(TEXTE SOURCE)
━━━
Résolument, les partis politiques ont juré de nous en faire voir de toutes les couleurs. Et autant dire que la semaine écoulée a été particulièrement intense. En tête d’affiche, on retrouve deux partis de la majorité, le PJD et le RNI, qui se livrent à un crêpage de chignon. On aurait trouvé ça drôle voire marrant, si la conjoncture aussi bien économique que sociale n’était dans le rouge.
Si c’est l’ambiance qui règne actuellement au sein de la majorité, on voit mal comment elle peut remplir les rôles qui sont les siens ? Quelle cohérence faut-il accorder à la coalition gouvernementale actuelle ? Sans oublier que les relations sont également tendues entre le PJD et le PPS, autre parti de la majorité. Mais quelle ambiance !
Et ce n’est pas fini, le PAM qui menaçait de déposer une motion de censure, il y a quelques semaines contre l’actuel gouvernement avant de se tapir dans le silence, vient de se fendre d’un communiqué au vitriol contre les deux partis mentionnés plus haut. Le PAM, dont le bureau politique se réunissait le 25 septembre, a tiré sur tout ce qui bouge. Pourtant, à la lumière de la Constitution et vu le nombre de sièges dont il dispose, rien ne l’empêche d’agir de l’opposition pour acculer la majorité a accélérer la cadence de son travail.
━━━
(ENTRÉES RÉPERTORIÉES)
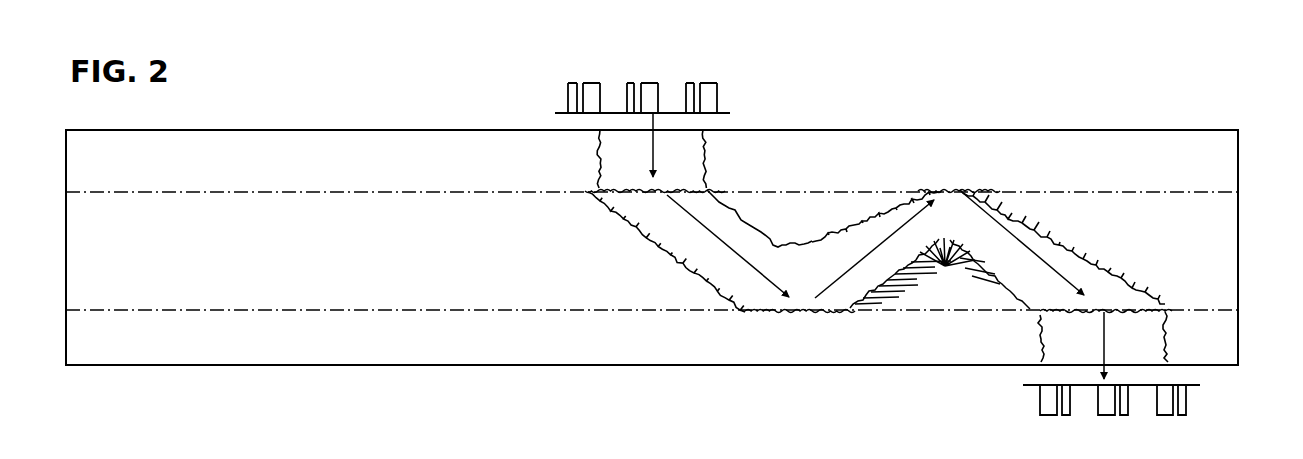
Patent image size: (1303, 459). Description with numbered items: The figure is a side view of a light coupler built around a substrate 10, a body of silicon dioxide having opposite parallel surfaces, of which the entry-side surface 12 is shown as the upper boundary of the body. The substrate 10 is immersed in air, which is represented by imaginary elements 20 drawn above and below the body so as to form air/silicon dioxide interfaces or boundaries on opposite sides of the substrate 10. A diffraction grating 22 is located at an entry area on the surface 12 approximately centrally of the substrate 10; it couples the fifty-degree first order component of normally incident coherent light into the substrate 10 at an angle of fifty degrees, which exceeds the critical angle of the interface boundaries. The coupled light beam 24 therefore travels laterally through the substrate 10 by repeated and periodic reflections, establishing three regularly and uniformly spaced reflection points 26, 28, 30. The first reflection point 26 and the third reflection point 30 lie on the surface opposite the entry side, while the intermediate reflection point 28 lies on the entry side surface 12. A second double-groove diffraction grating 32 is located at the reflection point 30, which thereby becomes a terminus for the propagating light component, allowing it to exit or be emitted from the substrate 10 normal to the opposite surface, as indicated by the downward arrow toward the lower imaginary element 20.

The substrate 10 is at (1238, 222).
The surface 12 is at (1094, 190).
The imaginary elements 20 is at (1238, 162).
The diffraction grating 22 is at (712, 183).
The acoustic wave beam propagating into substrate 24 is at (666, 252).
The reflection point 26 is at (813, 314).
The intermediate reflection point 28 is at (960, 187).
The reflection point 30 is at (1165, 300).
The second double-groove diffraction grating 32 is at (1065, 318).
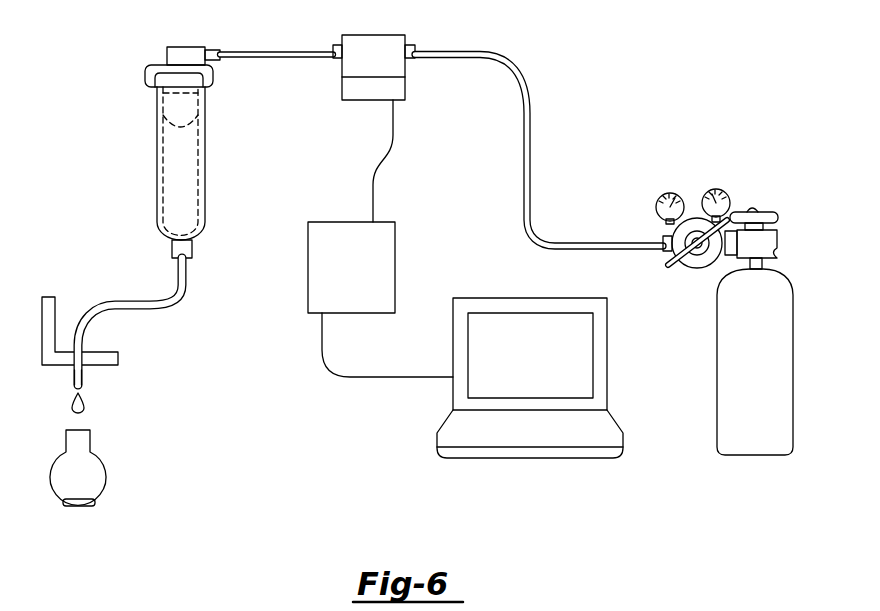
━━━
(DÉFI) Restituez à l'identique le passage du texte source compris entre « Résolument, les partis » et « dans le rouge. », bornes incluses.

(RÉPONSE PROPOSÉE)
Résolument, les partis politiques ont juré de nous en faire voir de toutes les couleurs. Et autant dire que la semaine écoulée a été particulièrement intense. En tête d’affiche, on retrouve deux partis de la majorité, le PJD et le RNI, qui se livrent à un crêpage de chignon. On aurait trouvé ça drôle voire marrant, si la conjoncture aussi bien économique que sociale n’était dans le rouge.